--- Start Information shown ---

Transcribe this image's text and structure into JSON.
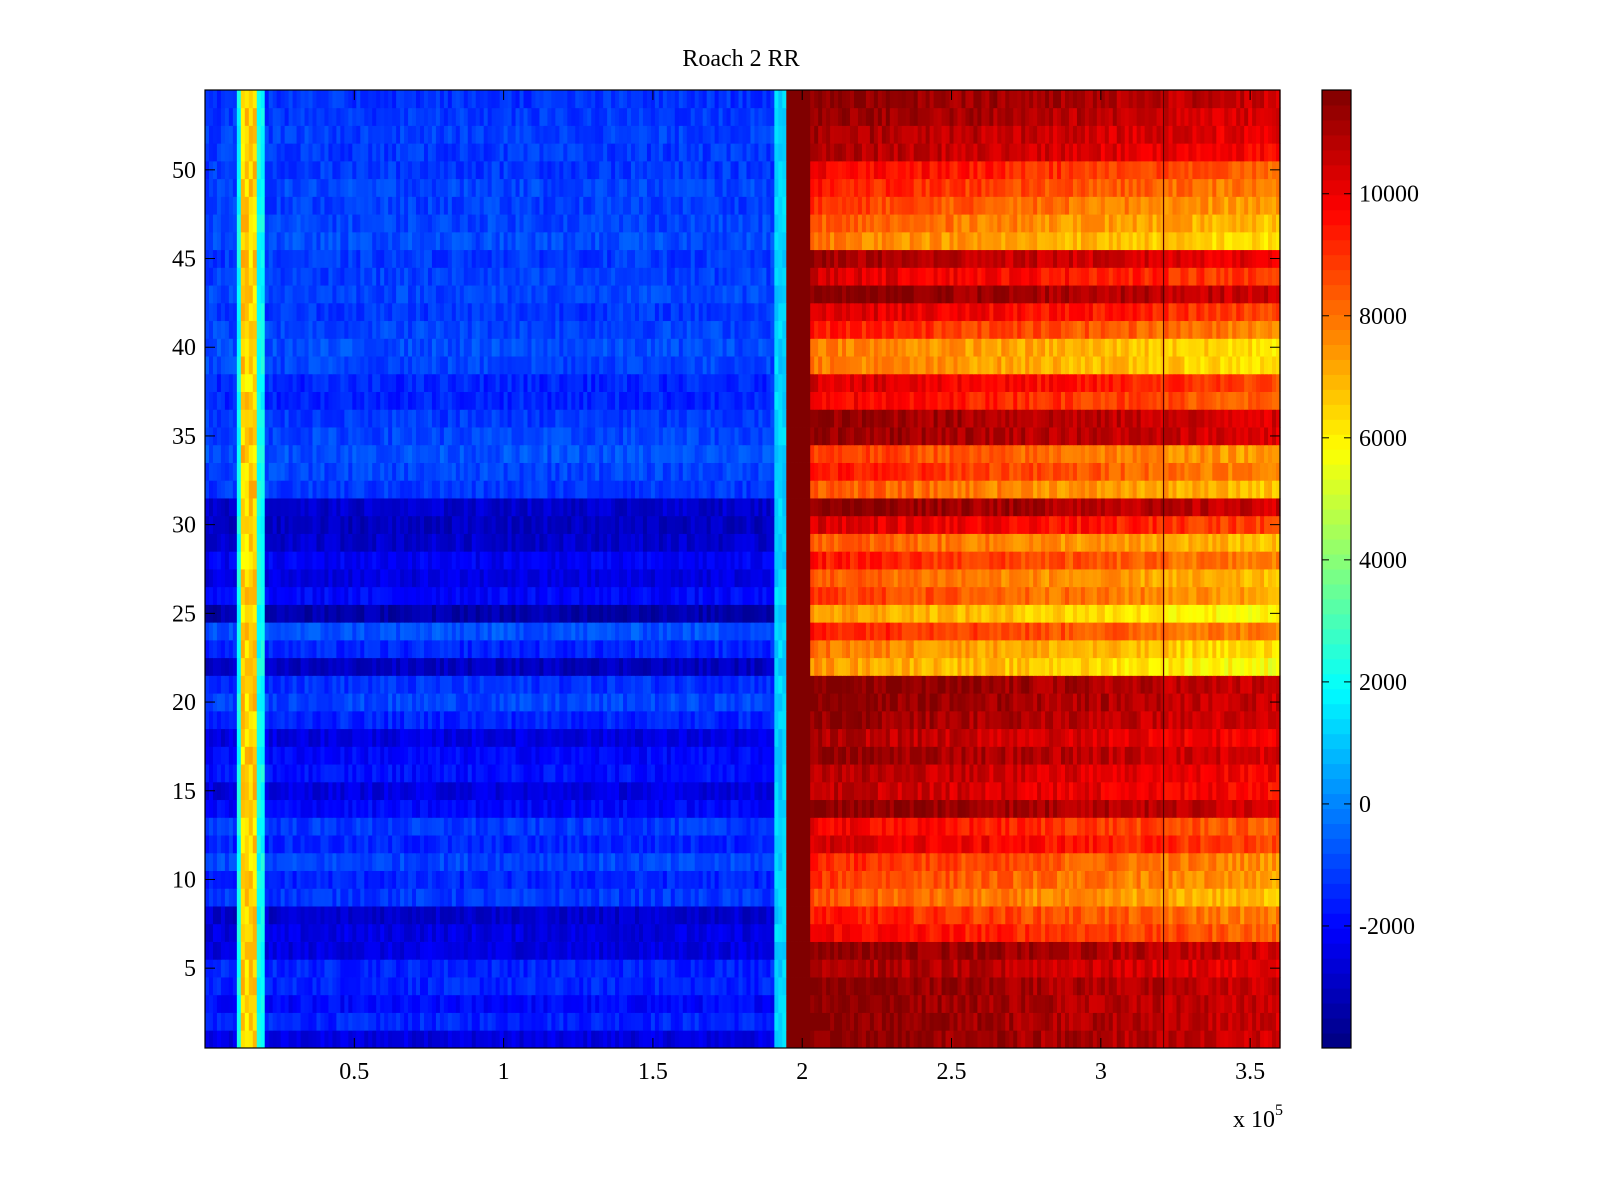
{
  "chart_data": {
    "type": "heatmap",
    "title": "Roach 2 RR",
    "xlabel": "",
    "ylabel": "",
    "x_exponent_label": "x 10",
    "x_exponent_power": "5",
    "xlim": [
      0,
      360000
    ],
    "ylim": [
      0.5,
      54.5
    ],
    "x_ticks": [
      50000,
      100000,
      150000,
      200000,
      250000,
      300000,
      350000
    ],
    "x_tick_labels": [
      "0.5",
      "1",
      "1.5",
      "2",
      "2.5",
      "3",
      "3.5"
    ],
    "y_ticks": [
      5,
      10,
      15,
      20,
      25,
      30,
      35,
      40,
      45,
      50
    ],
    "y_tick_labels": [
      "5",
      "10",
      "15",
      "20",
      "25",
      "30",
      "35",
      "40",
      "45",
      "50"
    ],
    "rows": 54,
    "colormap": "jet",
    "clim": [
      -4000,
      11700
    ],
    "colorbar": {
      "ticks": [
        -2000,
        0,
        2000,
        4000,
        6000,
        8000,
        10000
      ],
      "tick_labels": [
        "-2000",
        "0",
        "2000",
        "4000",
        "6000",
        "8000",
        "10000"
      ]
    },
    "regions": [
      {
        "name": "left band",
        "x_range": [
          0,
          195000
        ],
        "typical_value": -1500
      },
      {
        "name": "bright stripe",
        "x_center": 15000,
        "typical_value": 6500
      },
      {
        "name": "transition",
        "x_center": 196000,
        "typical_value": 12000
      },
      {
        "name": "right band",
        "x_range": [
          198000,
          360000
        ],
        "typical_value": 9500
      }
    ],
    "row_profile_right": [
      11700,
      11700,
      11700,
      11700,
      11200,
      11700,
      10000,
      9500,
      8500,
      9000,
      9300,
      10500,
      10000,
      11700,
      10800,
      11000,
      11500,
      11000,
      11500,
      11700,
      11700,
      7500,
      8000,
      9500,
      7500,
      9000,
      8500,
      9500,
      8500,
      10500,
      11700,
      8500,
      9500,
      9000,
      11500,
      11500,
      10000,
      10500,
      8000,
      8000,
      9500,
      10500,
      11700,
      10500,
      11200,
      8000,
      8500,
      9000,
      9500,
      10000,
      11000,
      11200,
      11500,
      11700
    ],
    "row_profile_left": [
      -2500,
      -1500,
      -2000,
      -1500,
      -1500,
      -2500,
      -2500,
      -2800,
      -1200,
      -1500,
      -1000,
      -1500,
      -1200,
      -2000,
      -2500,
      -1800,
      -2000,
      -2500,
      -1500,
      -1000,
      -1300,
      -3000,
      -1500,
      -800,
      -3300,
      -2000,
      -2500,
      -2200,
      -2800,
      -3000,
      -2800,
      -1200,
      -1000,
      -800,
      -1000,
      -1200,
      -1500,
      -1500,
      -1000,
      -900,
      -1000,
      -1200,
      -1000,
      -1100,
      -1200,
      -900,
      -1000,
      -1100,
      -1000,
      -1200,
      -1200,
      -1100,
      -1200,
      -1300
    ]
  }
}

--- End Information shown ---

▸ The problem: Reproduce the listing exactly. Leave its pictures out.

▸ Full solution:
Transcribe this image's text and structure into JSON.
{
  "chart_data": {
    "type": "heatmap",
    "title": "Roach 2 RR",
    "xlabel": "",
    "ylabel": "",
    "x_exponent_label": "x 10",
    "x_exponent_power": "5",
    "xlim": [
      0,
      360000
    ],
    "ylim": [
      0.5,
      54.5
    ],
    "x_ticks": [
      50000,
      100000,
      150000,
      200000,
      250000,
      300000,
      350000
    ],
    "x_tick_labels": [
      "0.5",
      "1",
      "1.5",
      "2",
      "2.5",
      "3",
      "3.5"
    ],
    "y_ticks": [
      5,
      10,
      15,
      20,
      25,
      30,
      35,
      40,
      45,
      50
    ],
    "y_tick_labels": [
      "5",
      "10",
      "15",
      "20",
      "25",
      "30",
      "35",
      "40",
      "45",
      "50"
    ],
    "rows": 54,
    "colormap": "jet",
    "clim": [
      -4000,
      11700
    ],
    "colorbar": {
      "ticks": [
        -2000,
        0,
        2000,
        4000,
        6000,
        8000,
        10000
      ],
      "tick_labels": [
        "-2000",
        "0",
        "2000",
        "4000",
        "6000",
        "8000",
        "10000"
      ]
    },
    "regions": [
      {
        "name": "left band",
        "x_range": [
          0,
          195000
        ],
        "typical_value": -1500
      },
      {
        "name": "bright stripe",
        "x_center": 15000,
        "typical_value": 6500
      },
      {
        "name": "transition",
        "x_center": 196000,
        "typical_value": 12000
      },
      {
        "name": "right band",
        "x_range": [
          198000,
          360000
        ],
        "typical_value": 9500
      }
    ],
    "row_profile_right": [
      11700,
      11700,
      11700,
      11700,
      11200,
      11700,
      10000,
      9500,
      8500,
      9000,
      9300,
      10500,
      10000,
      11700,
      10800,
      11000,
      11500,
      11000,
      11500,
      11700,
      11700,
      7500,
      8000,
      9500,
      7500,
      9000,
      8500,
      9500,
      8500,
      10500,
      11700,
      8500,
      9500,
      9000,
      11500,
      11500,
      10000,
      10500,
      8000,
      8000,
      9500,
      10500,
      11700,
      10500,
      11200,
      8000,
      8500,
      9000,
      9500,
      10000,
      11000,
      11200,
      11500,
      11700
    ],
    "row_profile_left": [
      -2500,
      -1500,
      -2000,
      -1500,
      -1500,
      -2500,
      -2500,
      -2800,
      -1200,
      -1500,
      -1000,
      -1500,
      -1200,
      -2000,
      -2500,
      -1800,
      -2000,
      -2500,
      -1500,
      -1000,
      -1300,
      -3000,
      -1500,
      -800,
      -3300,
      -2000,
      -2500,
      -2200,
      -2800,
      -3000,
      -2800,
      -1200,
      -1000,
      -800,
      -1000,
      -1200,
      -1500,
      -1500,
      -1000,
      -900,
      -1000,
      -1200,
      -1000,
      -1100,
      -1200,
      -900,
      -1000,
      -1100,
      -1000,
      -1200,
      -1200,
      -1100,
      -1200,
      -1300
    ]
  }
}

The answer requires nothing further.